■ **Layout region records**
** BEGIN **

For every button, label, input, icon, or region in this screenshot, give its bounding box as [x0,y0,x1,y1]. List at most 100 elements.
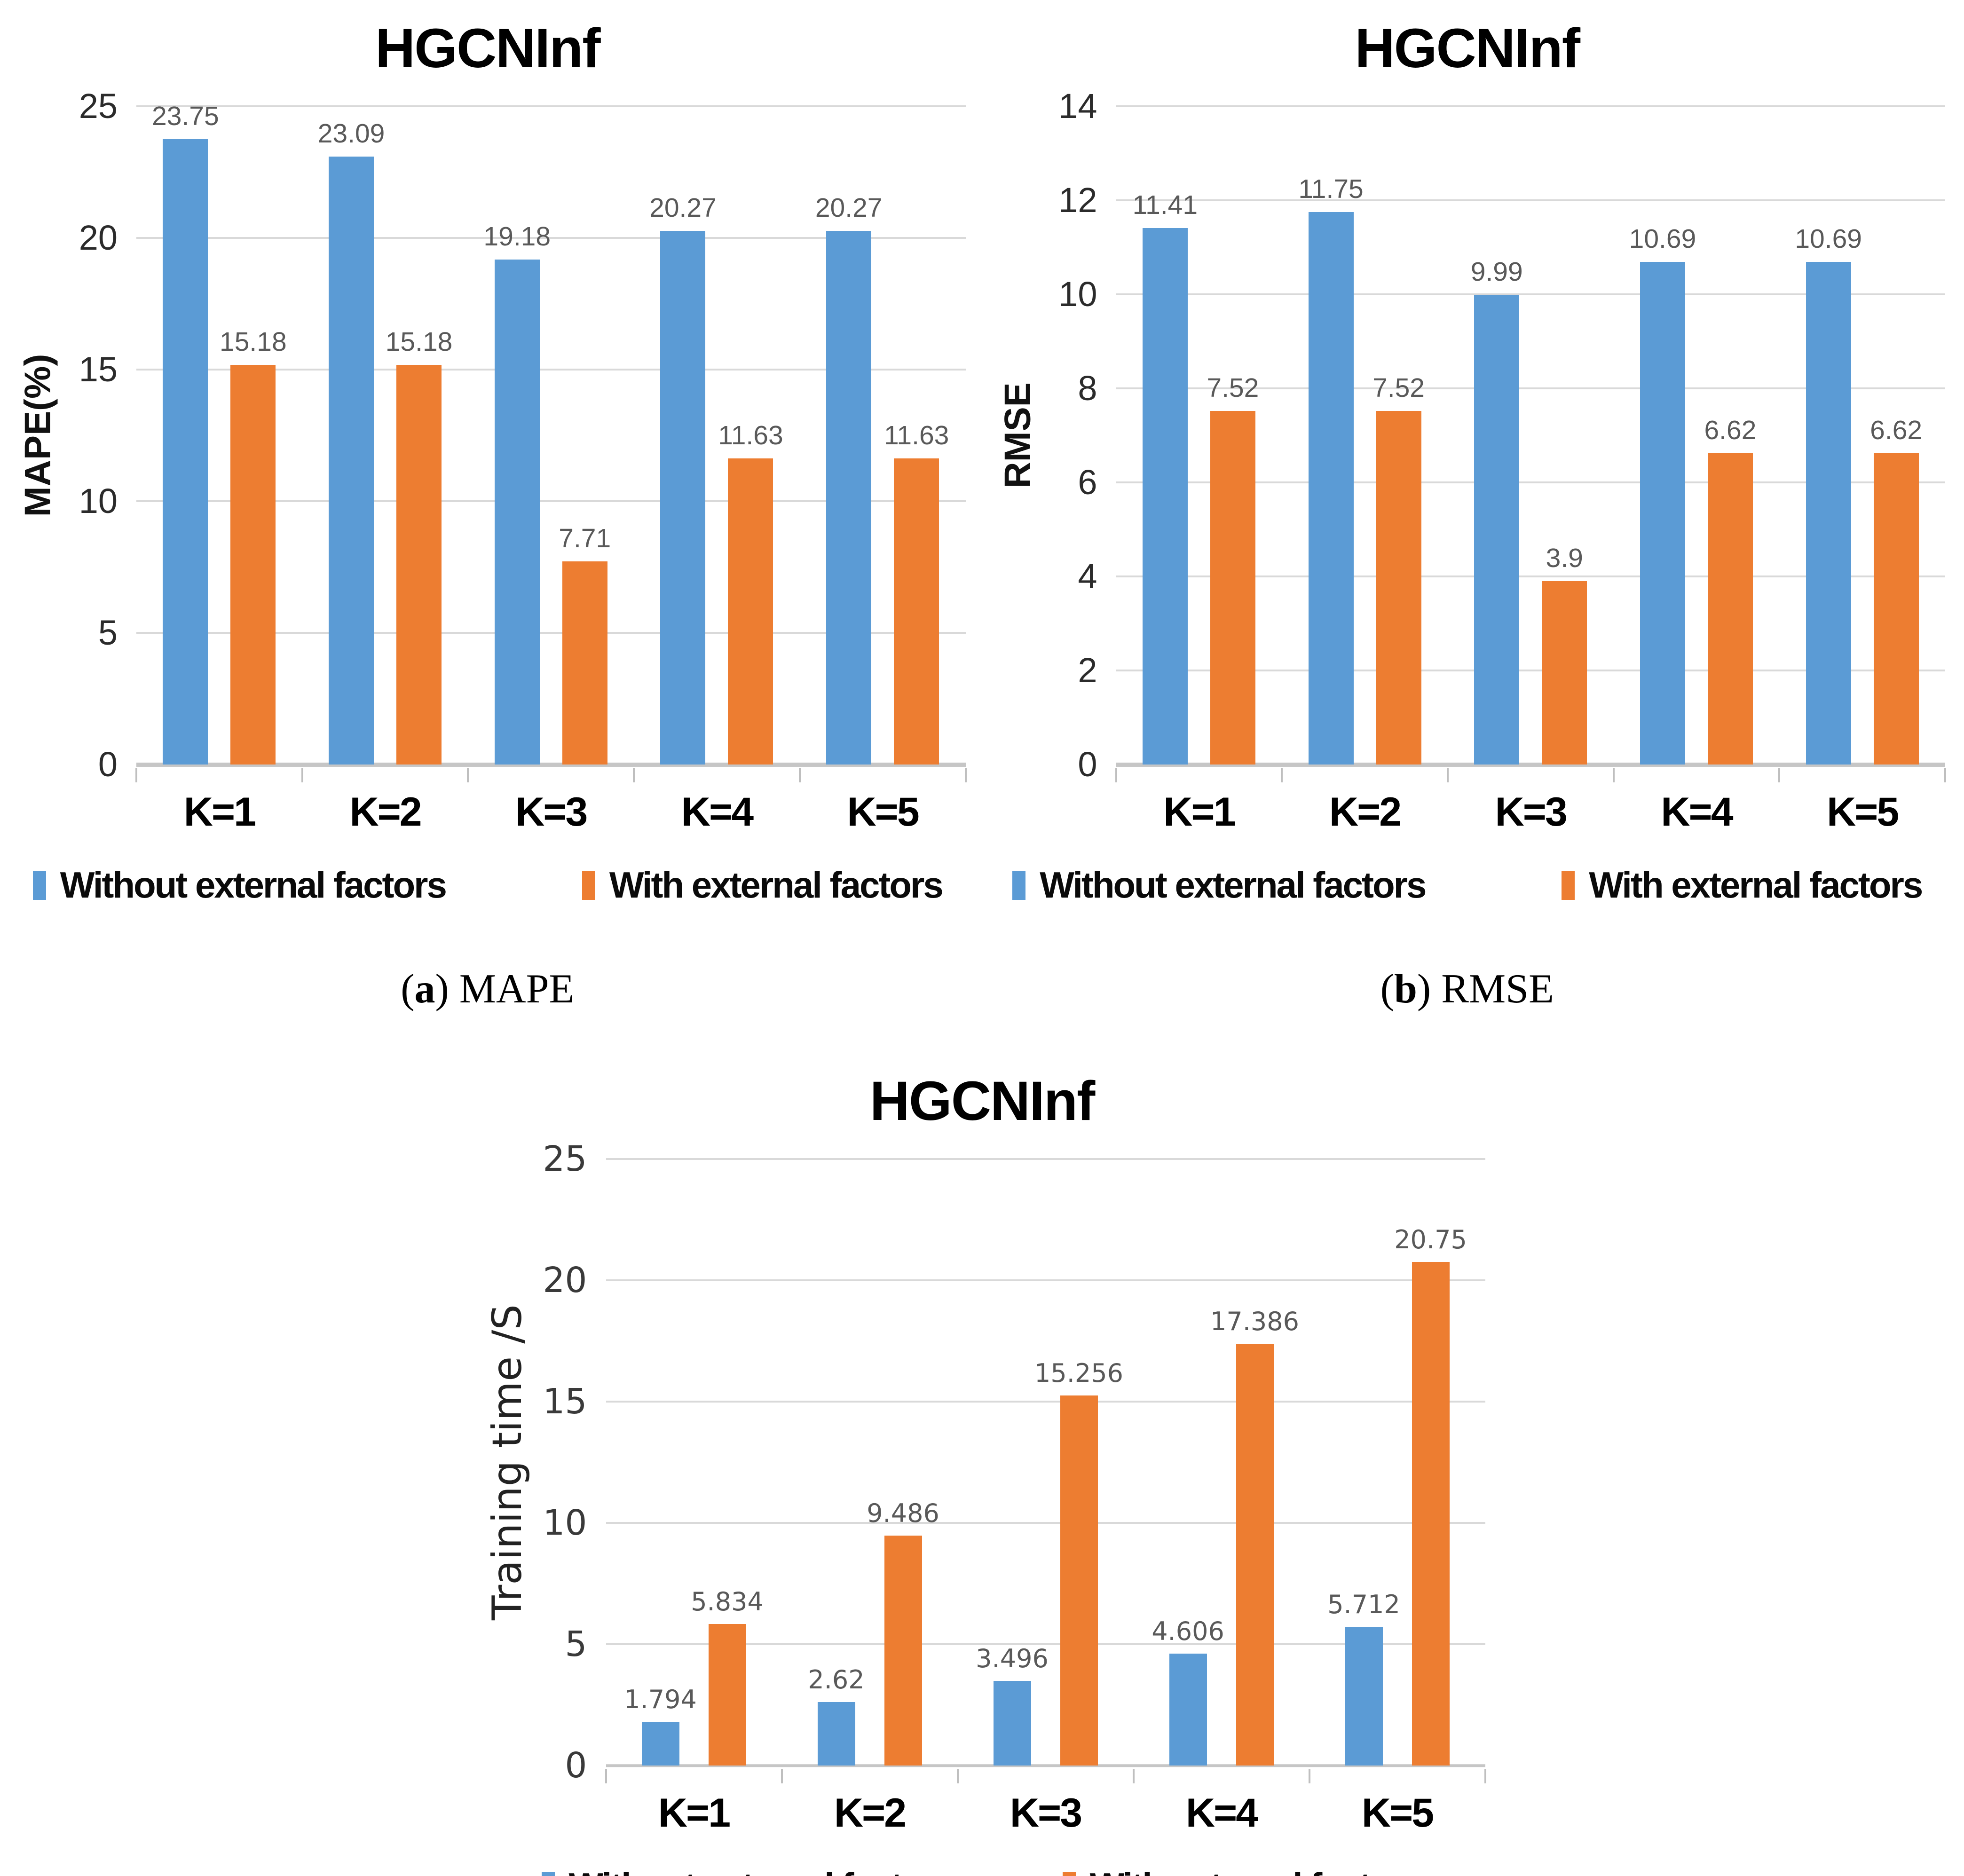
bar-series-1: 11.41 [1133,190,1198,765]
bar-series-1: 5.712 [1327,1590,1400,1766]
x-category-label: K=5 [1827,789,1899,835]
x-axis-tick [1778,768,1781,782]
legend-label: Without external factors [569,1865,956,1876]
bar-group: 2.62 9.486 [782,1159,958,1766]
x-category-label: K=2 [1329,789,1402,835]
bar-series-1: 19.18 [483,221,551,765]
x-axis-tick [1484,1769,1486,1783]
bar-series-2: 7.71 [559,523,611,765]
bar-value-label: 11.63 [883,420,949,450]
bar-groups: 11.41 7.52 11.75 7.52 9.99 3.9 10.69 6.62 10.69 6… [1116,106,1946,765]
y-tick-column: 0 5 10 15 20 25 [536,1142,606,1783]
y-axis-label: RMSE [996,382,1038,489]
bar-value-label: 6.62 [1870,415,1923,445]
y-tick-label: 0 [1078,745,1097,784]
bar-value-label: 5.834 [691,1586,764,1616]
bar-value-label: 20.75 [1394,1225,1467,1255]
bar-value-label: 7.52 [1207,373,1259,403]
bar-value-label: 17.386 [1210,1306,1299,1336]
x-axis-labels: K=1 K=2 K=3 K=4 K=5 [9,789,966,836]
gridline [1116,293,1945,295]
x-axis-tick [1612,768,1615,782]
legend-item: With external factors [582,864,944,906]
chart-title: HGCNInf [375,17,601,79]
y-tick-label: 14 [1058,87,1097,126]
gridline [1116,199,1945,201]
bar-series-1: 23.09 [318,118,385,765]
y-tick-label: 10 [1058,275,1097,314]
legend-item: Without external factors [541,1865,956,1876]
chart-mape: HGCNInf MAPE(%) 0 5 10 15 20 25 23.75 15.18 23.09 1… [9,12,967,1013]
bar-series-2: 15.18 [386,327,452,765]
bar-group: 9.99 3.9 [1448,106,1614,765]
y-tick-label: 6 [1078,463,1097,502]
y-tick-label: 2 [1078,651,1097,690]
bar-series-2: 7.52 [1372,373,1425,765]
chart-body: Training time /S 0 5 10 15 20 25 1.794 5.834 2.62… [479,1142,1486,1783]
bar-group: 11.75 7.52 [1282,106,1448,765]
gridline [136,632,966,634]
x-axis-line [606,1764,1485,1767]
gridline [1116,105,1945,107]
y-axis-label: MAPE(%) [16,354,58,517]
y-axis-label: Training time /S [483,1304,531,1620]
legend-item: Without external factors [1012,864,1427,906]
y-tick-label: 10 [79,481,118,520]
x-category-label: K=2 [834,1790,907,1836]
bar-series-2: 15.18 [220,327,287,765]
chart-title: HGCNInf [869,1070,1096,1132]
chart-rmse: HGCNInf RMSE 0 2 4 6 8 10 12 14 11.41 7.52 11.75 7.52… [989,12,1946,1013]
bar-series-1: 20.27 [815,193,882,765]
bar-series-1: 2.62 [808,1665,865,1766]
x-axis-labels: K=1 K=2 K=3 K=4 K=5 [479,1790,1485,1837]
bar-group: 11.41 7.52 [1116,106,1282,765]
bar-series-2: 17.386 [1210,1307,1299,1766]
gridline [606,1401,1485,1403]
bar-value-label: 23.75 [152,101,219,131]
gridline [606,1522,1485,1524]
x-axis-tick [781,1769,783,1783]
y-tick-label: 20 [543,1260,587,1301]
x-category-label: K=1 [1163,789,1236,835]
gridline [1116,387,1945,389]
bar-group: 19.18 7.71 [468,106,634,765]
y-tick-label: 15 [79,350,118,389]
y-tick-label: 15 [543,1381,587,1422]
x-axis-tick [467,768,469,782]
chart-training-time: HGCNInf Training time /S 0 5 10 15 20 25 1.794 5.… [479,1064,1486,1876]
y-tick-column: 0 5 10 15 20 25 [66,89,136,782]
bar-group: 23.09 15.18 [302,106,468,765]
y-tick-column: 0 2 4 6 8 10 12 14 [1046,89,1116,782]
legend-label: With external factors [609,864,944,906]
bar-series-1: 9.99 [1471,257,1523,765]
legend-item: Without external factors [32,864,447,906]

** END **

■ **Your objective**
List every line of the entries above that contains the string "MAPE", matching case exactly.

■ **Result of this exercise**
chart-mape: HGCNInf MAPE(%) 0 5 10 15 20 25 23.75 15.18 23.09 1… [9,12,967,1013]
y-axis-label: MAPE(%) [16,354,58,517]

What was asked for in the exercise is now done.